### Excerpts from a figure dataset:

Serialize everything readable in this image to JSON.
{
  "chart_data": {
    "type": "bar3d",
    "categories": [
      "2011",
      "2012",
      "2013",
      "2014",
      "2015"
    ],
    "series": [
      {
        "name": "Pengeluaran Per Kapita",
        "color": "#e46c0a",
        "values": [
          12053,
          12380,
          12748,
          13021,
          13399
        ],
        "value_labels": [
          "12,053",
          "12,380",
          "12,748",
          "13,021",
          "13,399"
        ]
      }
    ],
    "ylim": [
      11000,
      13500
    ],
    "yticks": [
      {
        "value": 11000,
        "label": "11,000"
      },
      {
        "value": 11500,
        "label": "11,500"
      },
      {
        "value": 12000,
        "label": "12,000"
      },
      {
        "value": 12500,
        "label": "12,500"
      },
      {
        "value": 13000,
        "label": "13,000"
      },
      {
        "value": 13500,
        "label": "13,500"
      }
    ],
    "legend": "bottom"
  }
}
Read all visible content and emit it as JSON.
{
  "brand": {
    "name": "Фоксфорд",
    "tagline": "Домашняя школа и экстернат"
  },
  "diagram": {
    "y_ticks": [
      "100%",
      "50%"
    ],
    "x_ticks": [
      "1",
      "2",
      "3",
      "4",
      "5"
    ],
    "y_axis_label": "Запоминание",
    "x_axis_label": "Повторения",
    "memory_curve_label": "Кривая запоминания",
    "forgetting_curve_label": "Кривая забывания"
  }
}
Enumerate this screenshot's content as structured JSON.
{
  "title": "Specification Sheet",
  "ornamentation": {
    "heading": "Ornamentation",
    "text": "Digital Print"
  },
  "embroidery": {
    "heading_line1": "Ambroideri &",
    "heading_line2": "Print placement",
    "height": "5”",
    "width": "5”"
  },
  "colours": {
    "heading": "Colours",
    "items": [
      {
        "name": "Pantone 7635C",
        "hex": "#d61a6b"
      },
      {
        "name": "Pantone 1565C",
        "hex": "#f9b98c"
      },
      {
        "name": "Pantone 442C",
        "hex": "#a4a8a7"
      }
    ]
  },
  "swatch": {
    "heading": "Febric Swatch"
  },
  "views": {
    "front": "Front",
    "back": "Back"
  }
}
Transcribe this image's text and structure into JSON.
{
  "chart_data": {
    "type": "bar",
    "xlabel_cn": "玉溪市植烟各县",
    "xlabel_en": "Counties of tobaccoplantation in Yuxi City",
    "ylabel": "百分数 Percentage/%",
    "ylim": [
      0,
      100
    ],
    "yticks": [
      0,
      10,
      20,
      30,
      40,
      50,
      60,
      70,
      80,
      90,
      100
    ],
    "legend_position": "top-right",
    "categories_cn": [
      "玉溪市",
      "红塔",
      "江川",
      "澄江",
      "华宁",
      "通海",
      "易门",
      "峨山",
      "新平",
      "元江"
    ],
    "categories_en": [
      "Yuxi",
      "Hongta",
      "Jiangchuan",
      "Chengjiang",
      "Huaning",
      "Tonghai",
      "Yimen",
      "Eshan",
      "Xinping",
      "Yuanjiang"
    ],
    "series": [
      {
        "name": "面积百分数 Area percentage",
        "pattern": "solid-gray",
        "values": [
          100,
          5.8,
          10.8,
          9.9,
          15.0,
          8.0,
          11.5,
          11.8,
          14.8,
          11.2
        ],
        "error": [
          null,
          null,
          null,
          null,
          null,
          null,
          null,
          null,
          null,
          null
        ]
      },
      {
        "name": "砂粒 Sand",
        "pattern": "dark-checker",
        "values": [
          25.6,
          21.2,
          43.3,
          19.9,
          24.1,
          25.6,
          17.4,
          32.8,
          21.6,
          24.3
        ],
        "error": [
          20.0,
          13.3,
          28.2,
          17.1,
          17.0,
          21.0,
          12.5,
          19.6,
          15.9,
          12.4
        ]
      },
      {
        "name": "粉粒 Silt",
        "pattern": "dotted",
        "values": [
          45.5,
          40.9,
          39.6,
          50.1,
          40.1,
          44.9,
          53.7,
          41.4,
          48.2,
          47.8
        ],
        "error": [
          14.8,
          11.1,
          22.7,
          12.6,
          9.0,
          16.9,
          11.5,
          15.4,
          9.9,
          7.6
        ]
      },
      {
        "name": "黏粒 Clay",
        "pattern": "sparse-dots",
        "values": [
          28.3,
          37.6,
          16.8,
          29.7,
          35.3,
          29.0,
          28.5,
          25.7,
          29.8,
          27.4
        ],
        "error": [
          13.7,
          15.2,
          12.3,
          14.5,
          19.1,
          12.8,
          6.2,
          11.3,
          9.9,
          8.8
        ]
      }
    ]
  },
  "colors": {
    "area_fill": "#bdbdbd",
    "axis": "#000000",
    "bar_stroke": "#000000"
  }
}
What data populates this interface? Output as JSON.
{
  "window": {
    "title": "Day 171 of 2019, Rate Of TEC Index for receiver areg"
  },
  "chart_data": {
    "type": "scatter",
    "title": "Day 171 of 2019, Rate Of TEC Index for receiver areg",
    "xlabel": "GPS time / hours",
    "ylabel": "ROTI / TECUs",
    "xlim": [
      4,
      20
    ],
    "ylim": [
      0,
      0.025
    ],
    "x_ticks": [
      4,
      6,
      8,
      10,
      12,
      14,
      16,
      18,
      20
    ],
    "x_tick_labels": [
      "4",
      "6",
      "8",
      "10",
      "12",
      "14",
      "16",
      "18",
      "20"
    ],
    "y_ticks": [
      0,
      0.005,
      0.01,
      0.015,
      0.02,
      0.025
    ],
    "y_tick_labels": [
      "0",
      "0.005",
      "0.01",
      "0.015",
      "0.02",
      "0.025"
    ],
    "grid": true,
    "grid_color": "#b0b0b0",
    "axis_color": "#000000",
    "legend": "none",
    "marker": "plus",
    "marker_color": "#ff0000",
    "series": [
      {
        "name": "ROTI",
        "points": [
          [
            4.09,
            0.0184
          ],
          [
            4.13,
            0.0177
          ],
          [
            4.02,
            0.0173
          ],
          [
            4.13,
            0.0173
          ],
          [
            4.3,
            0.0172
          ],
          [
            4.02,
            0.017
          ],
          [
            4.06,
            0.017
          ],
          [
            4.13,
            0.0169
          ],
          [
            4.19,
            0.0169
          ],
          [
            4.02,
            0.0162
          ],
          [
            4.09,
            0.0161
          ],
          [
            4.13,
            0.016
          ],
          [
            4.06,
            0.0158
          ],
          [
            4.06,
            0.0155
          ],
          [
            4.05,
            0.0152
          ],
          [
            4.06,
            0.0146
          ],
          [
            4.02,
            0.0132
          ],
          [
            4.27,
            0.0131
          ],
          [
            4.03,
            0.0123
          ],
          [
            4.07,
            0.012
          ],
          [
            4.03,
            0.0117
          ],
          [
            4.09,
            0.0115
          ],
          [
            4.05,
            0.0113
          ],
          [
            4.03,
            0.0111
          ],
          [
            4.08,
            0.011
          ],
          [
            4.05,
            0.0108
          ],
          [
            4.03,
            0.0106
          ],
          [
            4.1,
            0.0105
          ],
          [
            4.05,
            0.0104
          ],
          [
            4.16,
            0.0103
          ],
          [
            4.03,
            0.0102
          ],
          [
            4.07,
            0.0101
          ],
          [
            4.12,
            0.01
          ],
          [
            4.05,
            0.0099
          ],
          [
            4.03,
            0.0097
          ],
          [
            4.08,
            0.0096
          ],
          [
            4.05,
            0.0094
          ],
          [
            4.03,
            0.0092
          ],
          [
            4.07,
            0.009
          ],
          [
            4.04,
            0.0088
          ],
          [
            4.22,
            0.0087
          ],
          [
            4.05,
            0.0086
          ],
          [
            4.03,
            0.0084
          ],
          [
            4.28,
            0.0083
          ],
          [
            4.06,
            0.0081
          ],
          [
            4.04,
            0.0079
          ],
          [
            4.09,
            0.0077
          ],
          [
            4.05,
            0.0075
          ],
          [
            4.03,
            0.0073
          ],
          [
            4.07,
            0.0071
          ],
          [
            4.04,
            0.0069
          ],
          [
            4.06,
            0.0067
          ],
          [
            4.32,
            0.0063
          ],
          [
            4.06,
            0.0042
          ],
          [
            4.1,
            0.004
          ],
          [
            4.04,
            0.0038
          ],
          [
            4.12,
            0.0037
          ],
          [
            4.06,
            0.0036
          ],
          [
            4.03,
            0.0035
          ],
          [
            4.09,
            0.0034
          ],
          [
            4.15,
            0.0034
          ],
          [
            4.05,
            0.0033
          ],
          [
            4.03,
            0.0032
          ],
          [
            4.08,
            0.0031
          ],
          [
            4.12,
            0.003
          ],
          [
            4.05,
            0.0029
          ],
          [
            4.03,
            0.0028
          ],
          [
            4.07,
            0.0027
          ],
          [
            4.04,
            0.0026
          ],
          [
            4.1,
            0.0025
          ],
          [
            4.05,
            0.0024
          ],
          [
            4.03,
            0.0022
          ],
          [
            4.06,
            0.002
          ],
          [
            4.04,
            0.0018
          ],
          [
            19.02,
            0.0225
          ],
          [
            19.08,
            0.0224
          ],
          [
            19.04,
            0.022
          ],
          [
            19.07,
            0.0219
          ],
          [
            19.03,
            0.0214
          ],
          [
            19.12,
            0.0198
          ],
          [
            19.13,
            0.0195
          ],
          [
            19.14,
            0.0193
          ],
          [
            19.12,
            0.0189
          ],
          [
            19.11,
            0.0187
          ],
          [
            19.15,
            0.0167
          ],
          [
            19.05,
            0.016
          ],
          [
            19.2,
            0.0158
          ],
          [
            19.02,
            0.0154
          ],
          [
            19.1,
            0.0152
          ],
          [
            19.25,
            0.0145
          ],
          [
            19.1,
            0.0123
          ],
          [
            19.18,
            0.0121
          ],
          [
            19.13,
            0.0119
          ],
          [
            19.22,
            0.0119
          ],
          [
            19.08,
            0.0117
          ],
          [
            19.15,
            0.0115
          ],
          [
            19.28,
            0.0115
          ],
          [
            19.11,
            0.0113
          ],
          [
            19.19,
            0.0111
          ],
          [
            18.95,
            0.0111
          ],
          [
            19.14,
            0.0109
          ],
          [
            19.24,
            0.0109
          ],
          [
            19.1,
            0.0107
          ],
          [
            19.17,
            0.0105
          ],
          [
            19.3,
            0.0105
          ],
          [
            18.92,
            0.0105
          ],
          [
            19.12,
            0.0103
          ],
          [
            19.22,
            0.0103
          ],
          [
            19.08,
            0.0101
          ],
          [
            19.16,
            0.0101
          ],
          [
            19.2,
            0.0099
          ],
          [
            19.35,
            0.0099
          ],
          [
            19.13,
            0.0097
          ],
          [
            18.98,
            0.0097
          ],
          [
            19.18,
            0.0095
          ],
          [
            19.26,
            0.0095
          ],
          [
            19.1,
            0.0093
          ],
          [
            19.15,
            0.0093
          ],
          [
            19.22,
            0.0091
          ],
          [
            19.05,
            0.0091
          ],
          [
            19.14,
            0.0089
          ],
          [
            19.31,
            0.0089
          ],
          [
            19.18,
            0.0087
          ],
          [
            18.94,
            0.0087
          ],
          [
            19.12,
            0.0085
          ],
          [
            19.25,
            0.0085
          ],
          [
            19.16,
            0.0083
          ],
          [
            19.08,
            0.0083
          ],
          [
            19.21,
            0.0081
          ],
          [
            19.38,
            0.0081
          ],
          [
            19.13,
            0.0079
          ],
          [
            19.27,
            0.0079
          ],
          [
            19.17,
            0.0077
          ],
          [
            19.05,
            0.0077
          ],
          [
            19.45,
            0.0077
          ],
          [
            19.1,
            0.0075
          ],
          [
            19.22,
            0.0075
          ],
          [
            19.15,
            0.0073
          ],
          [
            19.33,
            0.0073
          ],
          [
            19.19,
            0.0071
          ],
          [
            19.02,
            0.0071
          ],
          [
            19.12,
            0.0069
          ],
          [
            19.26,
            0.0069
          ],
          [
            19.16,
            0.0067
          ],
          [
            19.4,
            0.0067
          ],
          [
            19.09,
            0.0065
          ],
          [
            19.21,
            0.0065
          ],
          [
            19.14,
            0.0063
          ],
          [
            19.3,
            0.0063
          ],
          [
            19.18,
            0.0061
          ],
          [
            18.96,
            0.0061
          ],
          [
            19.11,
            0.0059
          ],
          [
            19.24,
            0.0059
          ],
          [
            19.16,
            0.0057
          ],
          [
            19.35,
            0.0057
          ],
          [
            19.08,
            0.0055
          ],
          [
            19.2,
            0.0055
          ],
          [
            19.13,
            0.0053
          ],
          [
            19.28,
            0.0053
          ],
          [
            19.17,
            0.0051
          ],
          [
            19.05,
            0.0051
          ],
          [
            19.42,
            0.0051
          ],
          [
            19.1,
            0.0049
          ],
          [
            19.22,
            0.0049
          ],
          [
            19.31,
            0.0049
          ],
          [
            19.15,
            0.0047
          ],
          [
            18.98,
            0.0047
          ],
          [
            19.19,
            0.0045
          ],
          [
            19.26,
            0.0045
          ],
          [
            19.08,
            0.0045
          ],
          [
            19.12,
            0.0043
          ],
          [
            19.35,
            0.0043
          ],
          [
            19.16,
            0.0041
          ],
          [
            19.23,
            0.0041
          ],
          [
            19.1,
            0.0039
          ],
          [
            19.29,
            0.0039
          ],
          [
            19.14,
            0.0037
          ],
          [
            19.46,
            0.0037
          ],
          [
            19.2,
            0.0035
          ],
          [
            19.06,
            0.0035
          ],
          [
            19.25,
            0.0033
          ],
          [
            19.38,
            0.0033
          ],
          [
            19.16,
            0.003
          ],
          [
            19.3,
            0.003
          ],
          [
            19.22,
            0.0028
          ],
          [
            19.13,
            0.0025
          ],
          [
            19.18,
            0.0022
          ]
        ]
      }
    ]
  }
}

### Goal:
Count the lines in the records above that contain the word "JSON", and give only the number.

### Result of the task:
5